**Instruction:**
Which lines hold the string "JSON"? Copy every one of them.

Items from a figure collection

········

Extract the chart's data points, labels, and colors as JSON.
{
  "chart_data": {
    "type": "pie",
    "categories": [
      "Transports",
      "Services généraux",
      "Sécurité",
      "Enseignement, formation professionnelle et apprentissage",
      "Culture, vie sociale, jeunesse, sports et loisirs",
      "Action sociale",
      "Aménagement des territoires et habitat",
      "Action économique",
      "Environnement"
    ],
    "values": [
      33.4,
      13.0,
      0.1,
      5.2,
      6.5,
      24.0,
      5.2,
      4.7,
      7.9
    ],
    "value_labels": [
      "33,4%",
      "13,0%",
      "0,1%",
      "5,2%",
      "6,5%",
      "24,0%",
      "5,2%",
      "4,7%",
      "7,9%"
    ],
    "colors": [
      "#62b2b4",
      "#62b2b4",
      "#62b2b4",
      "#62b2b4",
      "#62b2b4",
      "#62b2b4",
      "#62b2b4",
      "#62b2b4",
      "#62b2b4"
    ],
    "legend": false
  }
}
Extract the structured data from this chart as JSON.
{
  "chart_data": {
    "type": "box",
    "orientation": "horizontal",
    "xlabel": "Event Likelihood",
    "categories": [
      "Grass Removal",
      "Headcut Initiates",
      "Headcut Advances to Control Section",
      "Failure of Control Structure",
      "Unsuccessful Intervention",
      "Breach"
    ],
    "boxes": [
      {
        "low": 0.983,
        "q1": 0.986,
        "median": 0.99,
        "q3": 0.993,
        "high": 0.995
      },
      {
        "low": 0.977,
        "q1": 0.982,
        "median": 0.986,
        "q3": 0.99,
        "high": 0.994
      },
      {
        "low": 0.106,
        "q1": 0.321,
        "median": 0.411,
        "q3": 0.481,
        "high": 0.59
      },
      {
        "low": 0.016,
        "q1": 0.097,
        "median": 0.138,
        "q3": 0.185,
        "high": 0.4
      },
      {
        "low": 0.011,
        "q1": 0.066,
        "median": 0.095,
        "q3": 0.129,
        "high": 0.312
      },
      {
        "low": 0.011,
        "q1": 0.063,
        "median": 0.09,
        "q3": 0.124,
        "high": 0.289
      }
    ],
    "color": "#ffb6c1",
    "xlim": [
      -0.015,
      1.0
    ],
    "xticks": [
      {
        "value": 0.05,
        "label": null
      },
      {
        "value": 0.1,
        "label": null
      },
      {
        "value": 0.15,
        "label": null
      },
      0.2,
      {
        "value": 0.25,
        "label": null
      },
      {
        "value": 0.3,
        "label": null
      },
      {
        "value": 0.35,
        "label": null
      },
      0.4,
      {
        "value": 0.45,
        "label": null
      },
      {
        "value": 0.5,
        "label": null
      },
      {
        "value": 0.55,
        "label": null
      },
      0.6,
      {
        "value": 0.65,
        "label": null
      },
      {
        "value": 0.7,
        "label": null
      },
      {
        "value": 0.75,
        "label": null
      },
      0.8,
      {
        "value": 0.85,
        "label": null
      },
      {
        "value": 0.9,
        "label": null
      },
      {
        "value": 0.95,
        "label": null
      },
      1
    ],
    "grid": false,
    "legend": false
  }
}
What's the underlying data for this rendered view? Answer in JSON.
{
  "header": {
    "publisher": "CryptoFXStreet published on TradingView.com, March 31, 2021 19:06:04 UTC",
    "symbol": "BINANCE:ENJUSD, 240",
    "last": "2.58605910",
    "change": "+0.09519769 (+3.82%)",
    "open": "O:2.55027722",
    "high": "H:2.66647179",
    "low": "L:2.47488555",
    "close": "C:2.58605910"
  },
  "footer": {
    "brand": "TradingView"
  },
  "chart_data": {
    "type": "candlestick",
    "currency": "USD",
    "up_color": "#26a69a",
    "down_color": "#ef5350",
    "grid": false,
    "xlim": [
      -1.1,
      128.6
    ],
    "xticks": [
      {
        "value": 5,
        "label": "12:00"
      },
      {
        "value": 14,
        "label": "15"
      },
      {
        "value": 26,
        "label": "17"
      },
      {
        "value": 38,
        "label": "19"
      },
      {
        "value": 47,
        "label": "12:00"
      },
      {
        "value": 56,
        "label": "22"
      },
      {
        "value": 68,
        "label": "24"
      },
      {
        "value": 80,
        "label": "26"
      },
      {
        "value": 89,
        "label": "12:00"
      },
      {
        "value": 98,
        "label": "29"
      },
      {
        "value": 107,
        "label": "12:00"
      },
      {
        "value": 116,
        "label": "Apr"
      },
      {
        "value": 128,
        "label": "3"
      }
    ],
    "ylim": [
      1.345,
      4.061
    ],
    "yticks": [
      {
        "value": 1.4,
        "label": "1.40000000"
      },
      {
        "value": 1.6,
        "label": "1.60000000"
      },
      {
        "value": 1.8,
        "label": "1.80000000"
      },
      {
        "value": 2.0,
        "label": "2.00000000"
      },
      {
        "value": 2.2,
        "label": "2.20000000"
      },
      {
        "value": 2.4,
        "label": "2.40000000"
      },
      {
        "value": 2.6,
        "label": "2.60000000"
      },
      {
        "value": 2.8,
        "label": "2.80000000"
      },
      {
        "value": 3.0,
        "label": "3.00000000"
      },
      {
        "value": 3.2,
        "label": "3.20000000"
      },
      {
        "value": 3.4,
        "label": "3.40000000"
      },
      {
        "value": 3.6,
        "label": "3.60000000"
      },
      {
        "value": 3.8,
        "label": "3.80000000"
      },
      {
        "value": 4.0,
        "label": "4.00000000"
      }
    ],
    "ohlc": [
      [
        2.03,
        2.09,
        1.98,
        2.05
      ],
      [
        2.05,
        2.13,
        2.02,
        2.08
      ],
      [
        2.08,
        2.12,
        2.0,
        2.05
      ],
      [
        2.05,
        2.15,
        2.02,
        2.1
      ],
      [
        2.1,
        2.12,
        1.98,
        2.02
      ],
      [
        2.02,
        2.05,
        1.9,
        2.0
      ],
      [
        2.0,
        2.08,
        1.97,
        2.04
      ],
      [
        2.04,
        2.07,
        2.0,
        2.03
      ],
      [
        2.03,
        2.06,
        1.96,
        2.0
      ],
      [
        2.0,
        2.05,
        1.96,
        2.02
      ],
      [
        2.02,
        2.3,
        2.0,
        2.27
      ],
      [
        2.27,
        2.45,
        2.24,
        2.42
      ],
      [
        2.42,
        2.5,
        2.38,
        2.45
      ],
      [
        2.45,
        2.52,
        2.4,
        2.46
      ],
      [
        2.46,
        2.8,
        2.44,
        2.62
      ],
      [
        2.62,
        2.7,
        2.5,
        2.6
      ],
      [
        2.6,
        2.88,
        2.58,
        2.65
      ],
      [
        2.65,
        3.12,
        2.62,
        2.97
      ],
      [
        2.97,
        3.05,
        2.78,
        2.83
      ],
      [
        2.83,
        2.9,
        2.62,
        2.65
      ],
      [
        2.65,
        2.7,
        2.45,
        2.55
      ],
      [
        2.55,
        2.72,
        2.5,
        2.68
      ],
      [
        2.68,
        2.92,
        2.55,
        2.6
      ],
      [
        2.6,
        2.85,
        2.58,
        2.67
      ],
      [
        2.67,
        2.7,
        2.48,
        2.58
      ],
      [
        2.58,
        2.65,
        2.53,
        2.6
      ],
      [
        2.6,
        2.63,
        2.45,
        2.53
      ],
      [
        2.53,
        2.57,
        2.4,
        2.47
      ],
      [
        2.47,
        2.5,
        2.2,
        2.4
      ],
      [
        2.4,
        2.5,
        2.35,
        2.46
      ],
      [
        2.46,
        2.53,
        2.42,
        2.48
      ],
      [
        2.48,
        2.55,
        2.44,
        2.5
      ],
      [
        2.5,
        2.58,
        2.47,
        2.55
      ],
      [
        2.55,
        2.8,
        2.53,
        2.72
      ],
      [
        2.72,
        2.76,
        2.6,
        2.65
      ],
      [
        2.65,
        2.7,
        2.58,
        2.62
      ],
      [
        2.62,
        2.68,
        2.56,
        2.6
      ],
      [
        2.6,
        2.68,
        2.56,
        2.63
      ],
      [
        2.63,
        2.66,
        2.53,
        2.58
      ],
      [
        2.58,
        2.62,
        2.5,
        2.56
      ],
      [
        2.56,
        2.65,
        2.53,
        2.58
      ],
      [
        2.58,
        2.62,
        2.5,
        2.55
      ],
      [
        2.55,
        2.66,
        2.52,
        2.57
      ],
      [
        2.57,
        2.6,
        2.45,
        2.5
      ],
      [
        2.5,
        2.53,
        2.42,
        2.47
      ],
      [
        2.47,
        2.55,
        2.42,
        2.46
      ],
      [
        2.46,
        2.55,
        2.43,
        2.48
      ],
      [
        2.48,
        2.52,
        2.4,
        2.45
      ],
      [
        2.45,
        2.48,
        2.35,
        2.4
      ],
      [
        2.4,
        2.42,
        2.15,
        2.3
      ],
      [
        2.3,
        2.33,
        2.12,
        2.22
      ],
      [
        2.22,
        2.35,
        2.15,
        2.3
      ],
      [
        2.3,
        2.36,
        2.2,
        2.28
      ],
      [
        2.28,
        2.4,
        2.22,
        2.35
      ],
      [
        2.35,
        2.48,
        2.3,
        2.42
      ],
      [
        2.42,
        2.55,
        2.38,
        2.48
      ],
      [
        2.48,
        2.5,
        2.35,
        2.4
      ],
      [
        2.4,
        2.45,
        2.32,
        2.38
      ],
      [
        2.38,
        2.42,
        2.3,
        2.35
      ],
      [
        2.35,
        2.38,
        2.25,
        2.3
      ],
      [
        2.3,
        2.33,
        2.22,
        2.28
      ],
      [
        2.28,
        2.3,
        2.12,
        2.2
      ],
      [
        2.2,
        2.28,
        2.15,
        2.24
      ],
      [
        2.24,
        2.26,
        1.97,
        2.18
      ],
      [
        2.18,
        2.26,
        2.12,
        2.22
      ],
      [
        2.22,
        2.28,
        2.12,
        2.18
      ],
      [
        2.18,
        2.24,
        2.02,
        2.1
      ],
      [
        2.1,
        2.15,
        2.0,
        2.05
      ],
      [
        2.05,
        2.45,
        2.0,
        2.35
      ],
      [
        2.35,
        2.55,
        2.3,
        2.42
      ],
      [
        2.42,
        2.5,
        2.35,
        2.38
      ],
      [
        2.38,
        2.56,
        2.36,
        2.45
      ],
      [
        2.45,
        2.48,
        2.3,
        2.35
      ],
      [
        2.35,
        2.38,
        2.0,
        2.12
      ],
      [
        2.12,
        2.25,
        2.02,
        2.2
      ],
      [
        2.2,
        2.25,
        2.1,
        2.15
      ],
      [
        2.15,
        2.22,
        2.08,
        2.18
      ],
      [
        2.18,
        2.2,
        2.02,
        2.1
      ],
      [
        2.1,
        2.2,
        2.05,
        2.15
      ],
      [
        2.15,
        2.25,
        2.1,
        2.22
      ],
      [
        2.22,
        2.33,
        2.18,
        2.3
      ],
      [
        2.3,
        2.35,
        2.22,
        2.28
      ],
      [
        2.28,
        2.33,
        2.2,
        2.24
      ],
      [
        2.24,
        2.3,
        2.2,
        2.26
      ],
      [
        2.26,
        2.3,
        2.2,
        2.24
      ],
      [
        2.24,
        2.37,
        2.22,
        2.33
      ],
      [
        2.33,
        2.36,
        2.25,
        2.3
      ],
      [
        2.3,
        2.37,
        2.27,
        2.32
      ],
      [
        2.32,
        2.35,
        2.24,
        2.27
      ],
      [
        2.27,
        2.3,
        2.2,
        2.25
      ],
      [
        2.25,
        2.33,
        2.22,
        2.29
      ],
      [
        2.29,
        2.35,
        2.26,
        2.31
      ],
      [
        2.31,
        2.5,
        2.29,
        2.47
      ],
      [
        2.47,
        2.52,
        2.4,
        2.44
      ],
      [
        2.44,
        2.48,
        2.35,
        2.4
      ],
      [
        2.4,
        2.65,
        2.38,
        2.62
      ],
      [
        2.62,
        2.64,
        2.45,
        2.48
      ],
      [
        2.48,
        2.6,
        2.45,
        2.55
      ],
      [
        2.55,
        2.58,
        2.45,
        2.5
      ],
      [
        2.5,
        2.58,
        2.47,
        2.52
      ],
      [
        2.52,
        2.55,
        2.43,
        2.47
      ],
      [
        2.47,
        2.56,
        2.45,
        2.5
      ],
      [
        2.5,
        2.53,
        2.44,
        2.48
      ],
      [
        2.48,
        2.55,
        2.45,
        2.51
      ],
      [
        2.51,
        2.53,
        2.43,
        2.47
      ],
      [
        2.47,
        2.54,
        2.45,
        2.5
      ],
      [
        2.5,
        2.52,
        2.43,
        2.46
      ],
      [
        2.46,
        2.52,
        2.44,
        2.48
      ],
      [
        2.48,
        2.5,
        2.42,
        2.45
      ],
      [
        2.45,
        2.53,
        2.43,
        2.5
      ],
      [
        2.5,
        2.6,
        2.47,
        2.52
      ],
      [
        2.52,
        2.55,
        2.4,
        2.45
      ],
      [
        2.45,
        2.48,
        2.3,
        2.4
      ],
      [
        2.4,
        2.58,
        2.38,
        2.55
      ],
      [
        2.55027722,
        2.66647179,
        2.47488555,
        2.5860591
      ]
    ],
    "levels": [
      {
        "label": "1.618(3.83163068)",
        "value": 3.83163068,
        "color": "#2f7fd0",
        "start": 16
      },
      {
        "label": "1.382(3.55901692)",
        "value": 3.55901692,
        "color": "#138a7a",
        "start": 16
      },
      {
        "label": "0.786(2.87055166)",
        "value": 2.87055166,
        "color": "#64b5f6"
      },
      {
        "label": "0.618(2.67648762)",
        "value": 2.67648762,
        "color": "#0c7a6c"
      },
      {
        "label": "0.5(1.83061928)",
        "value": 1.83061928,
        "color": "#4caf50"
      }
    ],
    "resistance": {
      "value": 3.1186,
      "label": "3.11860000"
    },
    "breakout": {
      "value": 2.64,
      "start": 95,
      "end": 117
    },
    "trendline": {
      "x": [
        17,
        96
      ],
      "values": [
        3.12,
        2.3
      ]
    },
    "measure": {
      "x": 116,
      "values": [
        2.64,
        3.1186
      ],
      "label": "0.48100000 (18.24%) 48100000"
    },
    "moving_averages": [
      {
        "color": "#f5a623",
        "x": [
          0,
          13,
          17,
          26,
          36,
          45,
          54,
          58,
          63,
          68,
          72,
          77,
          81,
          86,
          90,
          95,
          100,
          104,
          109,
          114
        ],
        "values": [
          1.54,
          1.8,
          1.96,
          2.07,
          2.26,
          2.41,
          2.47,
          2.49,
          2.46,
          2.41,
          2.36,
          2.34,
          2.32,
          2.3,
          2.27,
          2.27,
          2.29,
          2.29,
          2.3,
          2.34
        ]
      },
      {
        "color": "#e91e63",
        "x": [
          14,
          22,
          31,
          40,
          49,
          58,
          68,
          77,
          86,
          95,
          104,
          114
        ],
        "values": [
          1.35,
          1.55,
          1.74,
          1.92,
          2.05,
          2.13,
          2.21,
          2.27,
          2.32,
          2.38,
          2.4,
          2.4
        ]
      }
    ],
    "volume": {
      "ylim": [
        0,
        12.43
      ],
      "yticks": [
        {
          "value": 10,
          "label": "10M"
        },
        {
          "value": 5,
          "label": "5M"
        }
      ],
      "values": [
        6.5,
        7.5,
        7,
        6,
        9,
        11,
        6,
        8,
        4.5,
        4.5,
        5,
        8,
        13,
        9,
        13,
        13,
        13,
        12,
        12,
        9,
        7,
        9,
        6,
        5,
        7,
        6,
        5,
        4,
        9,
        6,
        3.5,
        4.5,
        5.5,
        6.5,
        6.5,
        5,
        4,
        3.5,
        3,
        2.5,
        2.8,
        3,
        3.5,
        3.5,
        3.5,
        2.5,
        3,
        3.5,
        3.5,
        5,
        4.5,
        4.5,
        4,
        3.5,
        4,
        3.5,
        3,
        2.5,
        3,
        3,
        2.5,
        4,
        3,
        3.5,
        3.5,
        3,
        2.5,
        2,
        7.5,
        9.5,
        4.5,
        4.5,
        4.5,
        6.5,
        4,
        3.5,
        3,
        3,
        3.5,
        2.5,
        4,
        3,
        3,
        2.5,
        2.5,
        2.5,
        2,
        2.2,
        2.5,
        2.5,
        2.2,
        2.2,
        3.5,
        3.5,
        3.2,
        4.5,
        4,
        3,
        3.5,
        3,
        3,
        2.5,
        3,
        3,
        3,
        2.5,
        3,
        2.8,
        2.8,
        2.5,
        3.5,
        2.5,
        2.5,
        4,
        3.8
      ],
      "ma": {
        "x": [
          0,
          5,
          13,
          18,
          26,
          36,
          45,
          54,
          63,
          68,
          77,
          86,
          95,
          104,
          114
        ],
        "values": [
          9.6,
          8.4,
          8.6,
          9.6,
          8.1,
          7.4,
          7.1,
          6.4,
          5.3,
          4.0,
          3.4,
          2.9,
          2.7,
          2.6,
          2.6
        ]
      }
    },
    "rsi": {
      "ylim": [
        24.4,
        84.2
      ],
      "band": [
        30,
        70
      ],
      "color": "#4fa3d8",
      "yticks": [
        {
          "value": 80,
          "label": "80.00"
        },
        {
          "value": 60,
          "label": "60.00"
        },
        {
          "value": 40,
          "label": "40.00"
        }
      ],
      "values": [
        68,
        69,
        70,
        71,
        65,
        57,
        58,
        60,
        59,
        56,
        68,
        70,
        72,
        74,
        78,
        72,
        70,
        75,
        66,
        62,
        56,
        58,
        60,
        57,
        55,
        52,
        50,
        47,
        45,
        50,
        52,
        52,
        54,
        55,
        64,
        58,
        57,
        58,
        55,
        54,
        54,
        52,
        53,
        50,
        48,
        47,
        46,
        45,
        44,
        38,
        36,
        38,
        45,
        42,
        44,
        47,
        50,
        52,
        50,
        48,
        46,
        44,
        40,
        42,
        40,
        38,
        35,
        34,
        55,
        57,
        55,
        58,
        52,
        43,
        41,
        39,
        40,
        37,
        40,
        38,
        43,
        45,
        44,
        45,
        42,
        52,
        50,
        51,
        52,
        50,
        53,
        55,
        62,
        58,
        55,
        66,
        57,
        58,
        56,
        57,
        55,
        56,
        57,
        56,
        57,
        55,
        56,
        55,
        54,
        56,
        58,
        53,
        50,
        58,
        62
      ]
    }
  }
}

········

**Expected output:**
Extract the chart's data points, labels, and colors as JSON.
Extract the structured data from this chart as JSON.
What's the underlying data for this rendered view? Answer in JSON.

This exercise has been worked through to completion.